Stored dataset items

---*---

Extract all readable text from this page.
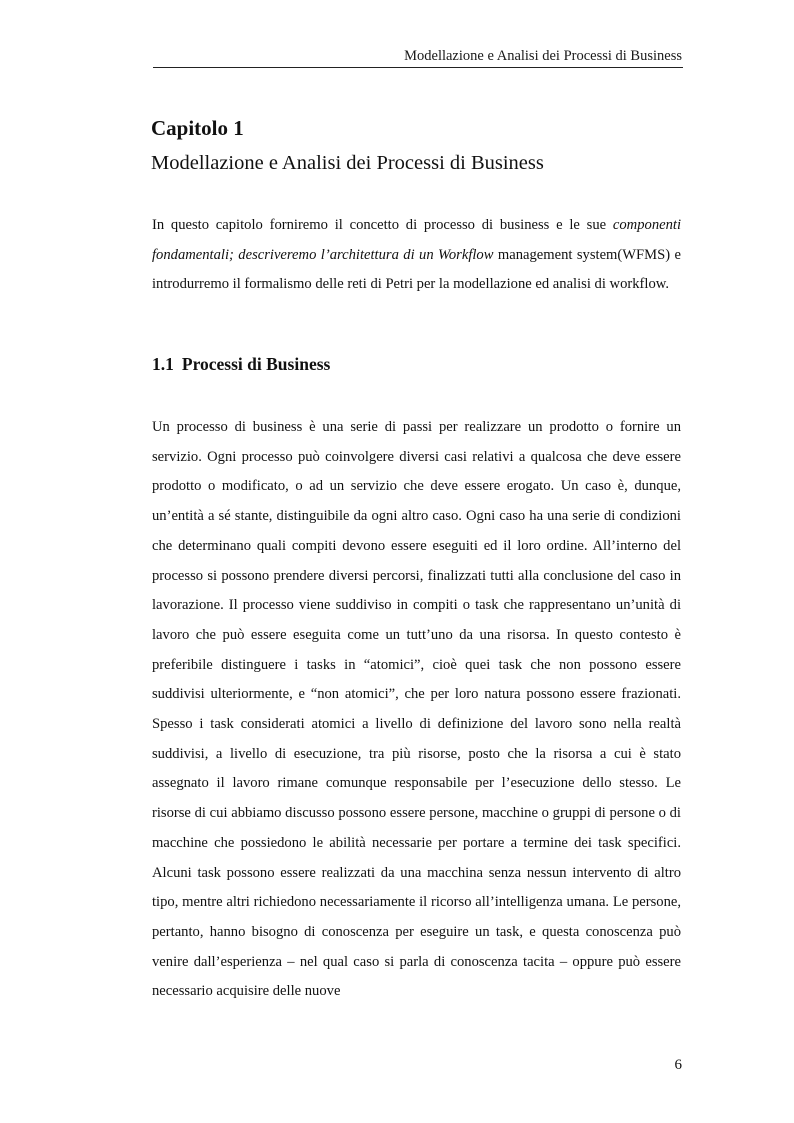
Modellazione e Analisi dei Processi di Business
Capitolo 1
Modellazione e Analisi dei Processi di Business

In questo capitolo forniremo il concetto di processo di business e le sue componenti fondamentali; descriveremo l’architettura di un Workflow management system(WFMS) e introdurremo il formalismo delle reti di Petri per la modellazione ed analisi di workflow.

1.1 Processi di Business

Un processo di business è una serie di passi per realizzare un prodotto o fornire un servizio. Ogni processo può coinvolgere diversi casi relativi a qualcosa che deve essere prodotto o modificato, o ad un servizio che deve essere erogato. Un caso è, dunque, un’entità a sé stante, distinguibile da ogni altro caso. Ogni caso ha una serie di condizioni che determinano quali compiti devono essere eseguiti ed il loro ordine. All’interno del processo si possono prendere diversi percorsi, finalizzati tutti alla conclusione del caso in lavorazione. Il processo viene suddiviso in compiti o task che rappresentano un’unità di lavoro che può essere eseguita come un tutt’uno da una risorsa. In questo contesto è preferibile distinguere i tasks in “atomici”, cioè quei task che non possono essere suddivisi ulteriormente, e “non atomici”, che per loro natura possono essere frazionati. Spesso i task considerati atomici a livello di definizione del lavoro sono nella realtà suddivisi, a livello di esecuzione, tra più risorse, posto che la risorsa a cui è stato assegnato il lavoro rimane comunque responsabile per l’esecuzione dello stesso. Le risorse di cui abbiamo discusso possono essere persone, macchine o gruppi di persone o di macchine che possiedono le abilità necessarie per portare a termine dei task specifici. Alcuni task possono essere realizzati da una macchina senza nessun intervento di altro tipo, mentre altri richiedono necessariamente il ricorso all’intelligenza umana. Le persone, pertanto, hanno bisogno di conoscenza per eseguire un task, e questa conoscenza può venire dall’esperienza – nel qual caso si parla di conoscenza tacita – oppure può essere necessario acquisire delle nuove

6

---*---

Please set down each line of the data above exactly as written, without the pictures.

Extract all readable text from this page.
Modellazione e Analisi dei Processi di Business
Capitolo 1
Modellazione e Analisi dei Processi di Business

In questo capitolo forniremo il concetto di processo di business e le sue componenti fondamentali; descriveremo l’architettura di un Workflow management system(WFMS) e introdurremo il formalismo delle reti di Petri per la modellazione ed analisi di workflow.

1.1 Processi di Business

Un processo di business è una serie di passi per realizzare un prodotto o fornire un servizio. Ogni processo può coinvolgere diversi casi relativi a qualcosa che deve essere prodotto o modificato, o ad un servizio che deve essere erogato. Un caso è, dunque, un’entità a sé stante, distinguibile da ogni altro caso. Ogni caso ha una serie di condizioni che determinano quali compiti devono essere eseguiti ed il loro ordine. All’interno del processo si possono prendere diversi percorsi, finalizzati tutti alla conclusione del caso in lavorazione. Il processo viene suddiviso in compiti o task che rappresentano un’unità di lavoro che può essere eseguita come un tutt’uno da una risorsa. In questo contesto è preferibile distinguere i tasks in “atomici”, cioè quei task che non possono essere suddivisi ulteriormente, e “non atomici”, che per loro natura possono essere frazionati. Spesso i task considerati atomici a livello di definizione del lavoro sono nella realtà suddivisi, a livello di esecuzione, tra più risorse, posto che la risorsa a cui è stato assegnato il lavoro rimane comunque responsabile per l’esecuzione dello stesso. Le risorse di cui abbiamo discusso possono essere persone, macchine o gruppi di persone o di macchine che possiedono le abilità necessarie per portare a termine dei task specifici. Alcuni task possono essere realizzati da una macchina senza nessun intervento di altro tipo, mentre altri richiedono necessariamente il ricorso all’intelligenza umana. Le persone, pertanto, hanno bisogno di conoscenza per eseguire un task, e questa conoscenza può venire dall’esperienza – nel qual caso si parla di conoscenza tacita – oppure può essere necessario acquisire delle nuove

6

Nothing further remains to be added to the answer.